:: Material ::

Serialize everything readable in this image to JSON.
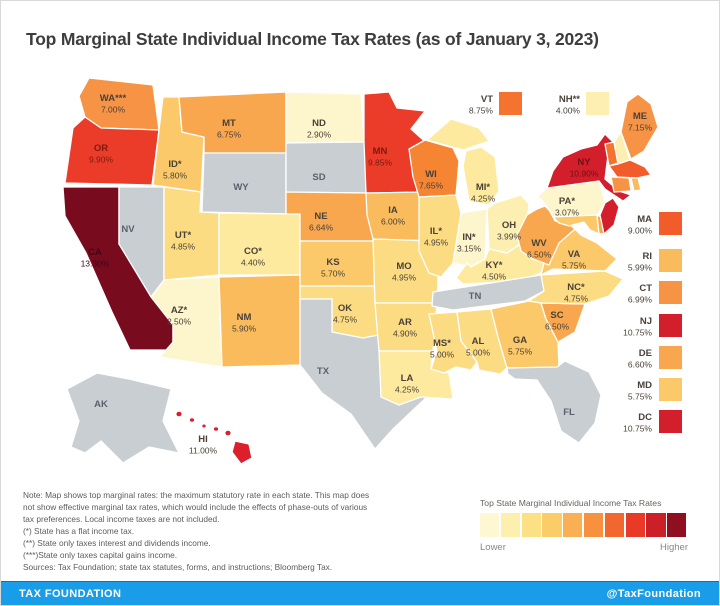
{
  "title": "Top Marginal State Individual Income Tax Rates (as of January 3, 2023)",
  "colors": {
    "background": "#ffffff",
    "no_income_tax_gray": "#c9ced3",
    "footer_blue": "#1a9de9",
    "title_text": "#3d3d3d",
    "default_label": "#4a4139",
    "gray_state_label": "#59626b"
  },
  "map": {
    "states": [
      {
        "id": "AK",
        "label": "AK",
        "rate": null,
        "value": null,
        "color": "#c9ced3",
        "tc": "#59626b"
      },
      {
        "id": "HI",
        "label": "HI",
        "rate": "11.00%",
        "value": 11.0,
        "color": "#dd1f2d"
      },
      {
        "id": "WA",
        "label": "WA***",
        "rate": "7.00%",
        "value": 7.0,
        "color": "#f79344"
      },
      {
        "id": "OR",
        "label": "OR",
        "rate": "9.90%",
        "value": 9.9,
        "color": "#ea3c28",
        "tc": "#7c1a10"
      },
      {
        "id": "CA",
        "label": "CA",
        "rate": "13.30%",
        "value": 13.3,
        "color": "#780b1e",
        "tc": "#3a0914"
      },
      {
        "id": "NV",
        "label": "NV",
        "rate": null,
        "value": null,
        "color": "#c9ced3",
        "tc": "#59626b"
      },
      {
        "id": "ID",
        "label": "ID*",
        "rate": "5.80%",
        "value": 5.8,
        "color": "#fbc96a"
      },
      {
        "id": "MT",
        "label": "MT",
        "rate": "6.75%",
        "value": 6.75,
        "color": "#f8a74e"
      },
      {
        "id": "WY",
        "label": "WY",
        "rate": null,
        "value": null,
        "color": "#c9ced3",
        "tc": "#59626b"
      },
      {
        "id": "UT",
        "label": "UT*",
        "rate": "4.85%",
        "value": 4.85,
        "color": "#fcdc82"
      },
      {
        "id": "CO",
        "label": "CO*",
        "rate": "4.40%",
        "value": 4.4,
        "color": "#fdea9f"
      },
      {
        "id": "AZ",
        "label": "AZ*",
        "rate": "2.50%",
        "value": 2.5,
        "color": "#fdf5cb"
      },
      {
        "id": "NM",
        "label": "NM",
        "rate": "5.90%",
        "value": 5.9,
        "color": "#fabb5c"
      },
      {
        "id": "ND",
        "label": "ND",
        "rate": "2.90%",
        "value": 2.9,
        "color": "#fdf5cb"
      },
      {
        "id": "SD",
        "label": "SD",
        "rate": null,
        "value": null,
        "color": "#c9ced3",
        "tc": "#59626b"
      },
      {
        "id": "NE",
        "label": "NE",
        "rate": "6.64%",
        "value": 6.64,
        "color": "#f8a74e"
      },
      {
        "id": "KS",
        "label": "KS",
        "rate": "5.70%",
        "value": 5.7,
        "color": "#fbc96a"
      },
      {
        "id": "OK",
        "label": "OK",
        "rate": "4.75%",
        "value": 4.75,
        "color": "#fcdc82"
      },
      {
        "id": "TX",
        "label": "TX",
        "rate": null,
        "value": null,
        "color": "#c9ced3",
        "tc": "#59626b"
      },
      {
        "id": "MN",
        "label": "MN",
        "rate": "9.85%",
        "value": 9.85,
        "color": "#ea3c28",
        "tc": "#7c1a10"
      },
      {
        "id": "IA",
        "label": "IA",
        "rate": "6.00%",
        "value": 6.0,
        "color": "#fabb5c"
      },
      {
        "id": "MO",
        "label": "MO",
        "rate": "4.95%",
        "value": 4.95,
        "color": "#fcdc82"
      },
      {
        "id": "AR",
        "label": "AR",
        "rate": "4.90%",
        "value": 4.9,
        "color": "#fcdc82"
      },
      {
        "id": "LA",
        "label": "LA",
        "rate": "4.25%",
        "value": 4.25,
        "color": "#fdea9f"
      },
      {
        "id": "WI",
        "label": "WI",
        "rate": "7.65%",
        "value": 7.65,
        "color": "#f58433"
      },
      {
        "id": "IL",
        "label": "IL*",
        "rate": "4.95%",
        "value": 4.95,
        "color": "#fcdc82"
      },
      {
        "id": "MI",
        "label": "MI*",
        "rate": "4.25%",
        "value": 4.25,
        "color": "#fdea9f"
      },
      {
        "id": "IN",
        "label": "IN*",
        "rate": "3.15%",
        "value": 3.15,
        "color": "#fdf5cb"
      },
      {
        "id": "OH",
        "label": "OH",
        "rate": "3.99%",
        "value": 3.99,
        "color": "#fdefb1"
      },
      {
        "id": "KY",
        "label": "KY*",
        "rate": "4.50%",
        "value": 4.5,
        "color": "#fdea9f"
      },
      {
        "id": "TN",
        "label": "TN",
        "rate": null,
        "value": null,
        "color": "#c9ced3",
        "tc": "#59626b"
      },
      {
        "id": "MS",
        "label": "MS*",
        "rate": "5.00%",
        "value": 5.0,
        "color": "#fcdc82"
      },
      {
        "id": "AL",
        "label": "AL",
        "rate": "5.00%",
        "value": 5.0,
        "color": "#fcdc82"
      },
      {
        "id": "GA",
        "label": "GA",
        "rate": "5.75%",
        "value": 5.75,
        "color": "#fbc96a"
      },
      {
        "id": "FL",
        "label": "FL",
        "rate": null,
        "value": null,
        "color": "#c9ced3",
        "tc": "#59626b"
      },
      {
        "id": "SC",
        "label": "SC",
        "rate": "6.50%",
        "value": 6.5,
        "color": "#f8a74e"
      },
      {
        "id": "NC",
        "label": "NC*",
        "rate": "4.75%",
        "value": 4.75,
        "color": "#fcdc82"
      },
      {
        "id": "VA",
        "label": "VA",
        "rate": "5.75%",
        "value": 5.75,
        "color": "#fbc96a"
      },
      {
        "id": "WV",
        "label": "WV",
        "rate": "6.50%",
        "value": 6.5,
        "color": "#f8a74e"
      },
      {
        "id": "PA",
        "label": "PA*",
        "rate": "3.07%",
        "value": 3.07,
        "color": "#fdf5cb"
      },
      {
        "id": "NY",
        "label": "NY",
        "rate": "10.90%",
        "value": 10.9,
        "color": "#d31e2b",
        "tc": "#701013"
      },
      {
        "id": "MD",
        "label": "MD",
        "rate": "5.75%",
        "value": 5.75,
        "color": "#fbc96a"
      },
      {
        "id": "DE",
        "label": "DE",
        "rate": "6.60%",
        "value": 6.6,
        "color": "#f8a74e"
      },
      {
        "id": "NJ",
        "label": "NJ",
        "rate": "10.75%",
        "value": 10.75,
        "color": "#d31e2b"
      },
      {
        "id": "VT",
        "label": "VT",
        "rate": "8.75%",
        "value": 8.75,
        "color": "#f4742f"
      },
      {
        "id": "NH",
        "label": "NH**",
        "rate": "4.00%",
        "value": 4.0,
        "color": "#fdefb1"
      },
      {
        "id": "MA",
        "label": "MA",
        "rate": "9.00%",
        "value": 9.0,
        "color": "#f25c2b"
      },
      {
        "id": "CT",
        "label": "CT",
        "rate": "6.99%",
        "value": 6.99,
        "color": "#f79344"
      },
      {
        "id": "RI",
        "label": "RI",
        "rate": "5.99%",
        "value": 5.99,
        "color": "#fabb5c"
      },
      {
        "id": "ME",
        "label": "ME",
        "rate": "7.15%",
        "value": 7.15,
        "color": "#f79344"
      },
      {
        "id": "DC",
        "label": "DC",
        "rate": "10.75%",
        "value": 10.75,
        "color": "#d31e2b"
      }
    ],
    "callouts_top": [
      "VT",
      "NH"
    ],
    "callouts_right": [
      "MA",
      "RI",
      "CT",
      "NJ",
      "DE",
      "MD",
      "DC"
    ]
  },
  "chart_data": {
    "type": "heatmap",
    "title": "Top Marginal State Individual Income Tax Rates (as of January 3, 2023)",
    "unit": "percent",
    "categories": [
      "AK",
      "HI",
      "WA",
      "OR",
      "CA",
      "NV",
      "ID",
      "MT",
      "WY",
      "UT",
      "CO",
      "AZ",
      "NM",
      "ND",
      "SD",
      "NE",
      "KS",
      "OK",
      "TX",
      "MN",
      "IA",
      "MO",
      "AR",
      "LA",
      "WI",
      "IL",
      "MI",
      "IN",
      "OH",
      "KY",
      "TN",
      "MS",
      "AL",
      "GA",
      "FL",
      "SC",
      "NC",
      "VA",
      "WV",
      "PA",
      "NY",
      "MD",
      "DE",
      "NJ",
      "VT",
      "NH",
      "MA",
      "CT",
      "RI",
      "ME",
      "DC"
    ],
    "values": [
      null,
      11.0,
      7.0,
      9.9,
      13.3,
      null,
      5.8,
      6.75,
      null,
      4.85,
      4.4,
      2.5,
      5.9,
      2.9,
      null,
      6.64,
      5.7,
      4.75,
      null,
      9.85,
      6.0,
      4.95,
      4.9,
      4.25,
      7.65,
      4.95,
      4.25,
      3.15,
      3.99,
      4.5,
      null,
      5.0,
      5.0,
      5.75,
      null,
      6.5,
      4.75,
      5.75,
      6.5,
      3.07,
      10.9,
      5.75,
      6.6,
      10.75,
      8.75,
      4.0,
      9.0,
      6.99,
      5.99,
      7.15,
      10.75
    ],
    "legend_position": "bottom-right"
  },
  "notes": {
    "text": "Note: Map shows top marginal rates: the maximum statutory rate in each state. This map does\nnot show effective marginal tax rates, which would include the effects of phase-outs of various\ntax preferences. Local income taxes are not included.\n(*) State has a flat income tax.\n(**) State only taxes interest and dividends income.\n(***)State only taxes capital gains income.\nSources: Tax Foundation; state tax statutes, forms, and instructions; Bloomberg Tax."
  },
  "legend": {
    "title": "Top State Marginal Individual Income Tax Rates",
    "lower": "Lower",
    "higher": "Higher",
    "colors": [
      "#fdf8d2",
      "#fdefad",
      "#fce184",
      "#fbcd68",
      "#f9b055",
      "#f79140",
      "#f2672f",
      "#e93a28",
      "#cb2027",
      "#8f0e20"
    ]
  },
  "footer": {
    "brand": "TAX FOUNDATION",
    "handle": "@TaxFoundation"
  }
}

:::
:: Material ::

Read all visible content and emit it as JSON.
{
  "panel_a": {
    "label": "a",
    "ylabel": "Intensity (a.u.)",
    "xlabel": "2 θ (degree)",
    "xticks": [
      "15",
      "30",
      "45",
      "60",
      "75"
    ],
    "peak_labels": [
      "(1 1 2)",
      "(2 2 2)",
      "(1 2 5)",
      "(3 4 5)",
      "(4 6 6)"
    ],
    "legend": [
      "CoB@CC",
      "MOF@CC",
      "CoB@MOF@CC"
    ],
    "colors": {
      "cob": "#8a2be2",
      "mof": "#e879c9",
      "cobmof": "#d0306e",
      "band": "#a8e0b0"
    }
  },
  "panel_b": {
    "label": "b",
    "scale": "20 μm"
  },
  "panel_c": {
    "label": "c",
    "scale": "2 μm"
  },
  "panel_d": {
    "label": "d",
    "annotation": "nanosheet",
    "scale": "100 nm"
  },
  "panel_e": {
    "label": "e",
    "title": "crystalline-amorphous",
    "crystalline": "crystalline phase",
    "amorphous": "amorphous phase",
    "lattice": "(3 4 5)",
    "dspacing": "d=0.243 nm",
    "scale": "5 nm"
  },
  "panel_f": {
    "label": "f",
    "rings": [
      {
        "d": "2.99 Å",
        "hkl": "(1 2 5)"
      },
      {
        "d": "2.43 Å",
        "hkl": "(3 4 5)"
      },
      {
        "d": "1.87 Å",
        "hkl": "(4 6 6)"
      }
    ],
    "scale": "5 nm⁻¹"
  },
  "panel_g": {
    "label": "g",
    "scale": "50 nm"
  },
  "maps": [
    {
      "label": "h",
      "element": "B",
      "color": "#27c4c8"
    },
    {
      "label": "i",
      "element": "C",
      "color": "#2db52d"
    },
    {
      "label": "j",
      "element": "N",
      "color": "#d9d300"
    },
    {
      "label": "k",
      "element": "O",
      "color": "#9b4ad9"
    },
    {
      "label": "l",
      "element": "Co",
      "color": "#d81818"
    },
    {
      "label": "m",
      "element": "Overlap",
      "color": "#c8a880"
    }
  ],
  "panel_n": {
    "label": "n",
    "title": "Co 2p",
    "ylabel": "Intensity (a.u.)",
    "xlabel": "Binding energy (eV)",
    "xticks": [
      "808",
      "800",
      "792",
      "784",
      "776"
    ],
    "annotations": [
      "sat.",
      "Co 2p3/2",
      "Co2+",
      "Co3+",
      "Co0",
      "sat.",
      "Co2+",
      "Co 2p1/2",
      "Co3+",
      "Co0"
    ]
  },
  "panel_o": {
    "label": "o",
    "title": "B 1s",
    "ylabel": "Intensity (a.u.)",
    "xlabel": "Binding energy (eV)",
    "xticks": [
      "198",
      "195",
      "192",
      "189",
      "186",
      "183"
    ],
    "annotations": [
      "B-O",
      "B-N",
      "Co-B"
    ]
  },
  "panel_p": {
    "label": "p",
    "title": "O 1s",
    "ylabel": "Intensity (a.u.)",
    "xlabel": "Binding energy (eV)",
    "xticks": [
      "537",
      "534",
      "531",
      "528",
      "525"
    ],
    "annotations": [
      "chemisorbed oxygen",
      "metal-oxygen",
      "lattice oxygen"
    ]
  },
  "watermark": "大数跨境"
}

:::

### Written exercise
Copy each line from the records above that includes the string "oxygen".

### Full response
      "chemisorbed oxygen",
      "metal-oxygen",
      "lattice oxygen"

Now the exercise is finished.